_TASK INSTRUCTIONS_:
Copy each line holding the string "Городское".

_DATA RECORDS_:
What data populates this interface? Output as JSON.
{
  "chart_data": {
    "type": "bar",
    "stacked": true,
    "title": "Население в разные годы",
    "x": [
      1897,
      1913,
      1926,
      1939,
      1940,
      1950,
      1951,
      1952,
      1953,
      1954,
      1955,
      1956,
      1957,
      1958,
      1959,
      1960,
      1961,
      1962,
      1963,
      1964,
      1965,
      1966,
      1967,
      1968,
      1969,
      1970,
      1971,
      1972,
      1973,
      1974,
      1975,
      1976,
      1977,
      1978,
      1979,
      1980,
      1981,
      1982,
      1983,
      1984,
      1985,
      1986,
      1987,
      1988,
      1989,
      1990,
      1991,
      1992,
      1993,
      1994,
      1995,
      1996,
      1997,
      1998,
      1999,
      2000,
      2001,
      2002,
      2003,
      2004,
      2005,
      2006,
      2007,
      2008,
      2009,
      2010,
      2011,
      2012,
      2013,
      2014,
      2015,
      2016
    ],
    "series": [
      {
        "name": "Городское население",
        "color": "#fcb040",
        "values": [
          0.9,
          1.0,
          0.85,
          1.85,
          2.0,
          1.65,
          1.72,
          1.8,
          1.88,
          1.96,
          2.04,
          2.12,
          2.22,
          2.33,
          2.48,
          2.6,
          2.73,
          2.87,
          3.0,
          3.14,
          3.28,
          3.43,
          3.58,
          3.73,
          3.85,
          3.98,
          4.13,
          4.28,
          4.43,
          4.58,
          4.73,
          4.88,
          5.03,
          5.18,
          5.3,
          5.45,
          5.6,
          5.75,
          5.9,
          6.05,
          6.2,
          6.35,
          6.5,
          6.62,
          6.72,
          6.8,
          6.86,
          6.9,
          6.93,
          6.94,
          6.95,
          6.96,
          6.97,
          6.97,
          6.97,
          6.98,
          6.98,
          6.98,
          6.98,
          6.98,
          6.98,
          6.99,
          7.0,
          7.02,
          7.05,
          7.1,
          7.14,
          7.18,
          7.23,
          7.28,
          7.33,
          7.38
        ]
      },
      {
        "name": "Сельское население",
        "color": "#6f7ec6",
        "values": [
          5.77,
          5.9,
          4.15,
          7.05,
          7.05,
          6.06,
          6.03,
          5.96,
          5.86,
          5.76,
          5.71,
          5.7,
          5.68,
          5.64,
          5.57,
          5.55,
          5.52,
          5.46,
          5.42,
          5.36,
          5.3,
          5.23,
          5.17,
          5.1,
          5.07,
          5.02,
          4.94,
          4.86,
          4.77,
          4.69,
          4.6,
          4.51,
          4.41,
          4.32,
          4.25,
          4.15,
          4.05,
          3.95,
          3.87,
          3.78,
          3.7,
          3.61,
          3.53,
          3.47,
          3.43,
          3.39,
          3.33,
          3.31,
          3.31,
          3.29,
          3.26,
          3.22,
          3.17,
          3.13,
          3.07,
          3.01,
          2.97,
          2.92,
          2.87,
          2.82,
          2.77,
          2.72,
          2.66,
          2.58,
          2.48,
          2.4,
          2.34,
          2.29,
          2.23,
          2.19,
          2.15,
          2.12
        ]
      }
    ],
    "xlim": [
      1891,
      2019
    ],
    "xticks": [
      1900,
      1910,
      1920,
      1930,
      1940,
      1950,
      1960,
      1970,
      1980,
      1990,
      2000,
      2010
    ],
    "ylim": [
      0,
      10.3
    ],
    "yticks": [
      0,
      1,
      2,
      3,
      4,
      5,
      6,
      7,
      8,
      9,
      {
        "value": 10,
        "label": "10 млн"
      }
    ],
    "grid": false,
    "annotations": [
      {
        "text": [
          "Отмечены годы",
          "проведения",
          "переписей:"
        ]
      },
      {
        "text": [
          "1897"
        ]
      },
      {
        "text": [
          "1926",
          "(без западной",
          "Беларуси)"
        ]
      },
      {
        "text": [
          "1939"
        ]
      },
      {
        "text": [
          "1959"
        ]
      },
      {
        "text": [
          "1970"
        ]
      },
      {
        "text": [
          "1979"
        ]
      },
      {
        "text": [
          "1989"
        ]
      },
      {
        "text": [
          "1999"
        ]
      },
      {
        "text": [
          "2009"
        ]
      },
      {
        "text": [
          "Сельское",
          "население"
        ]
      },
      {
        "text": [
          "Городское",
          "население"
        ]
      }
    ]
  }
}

_RESULT_:
        "name": "Городское население",
          "Городское",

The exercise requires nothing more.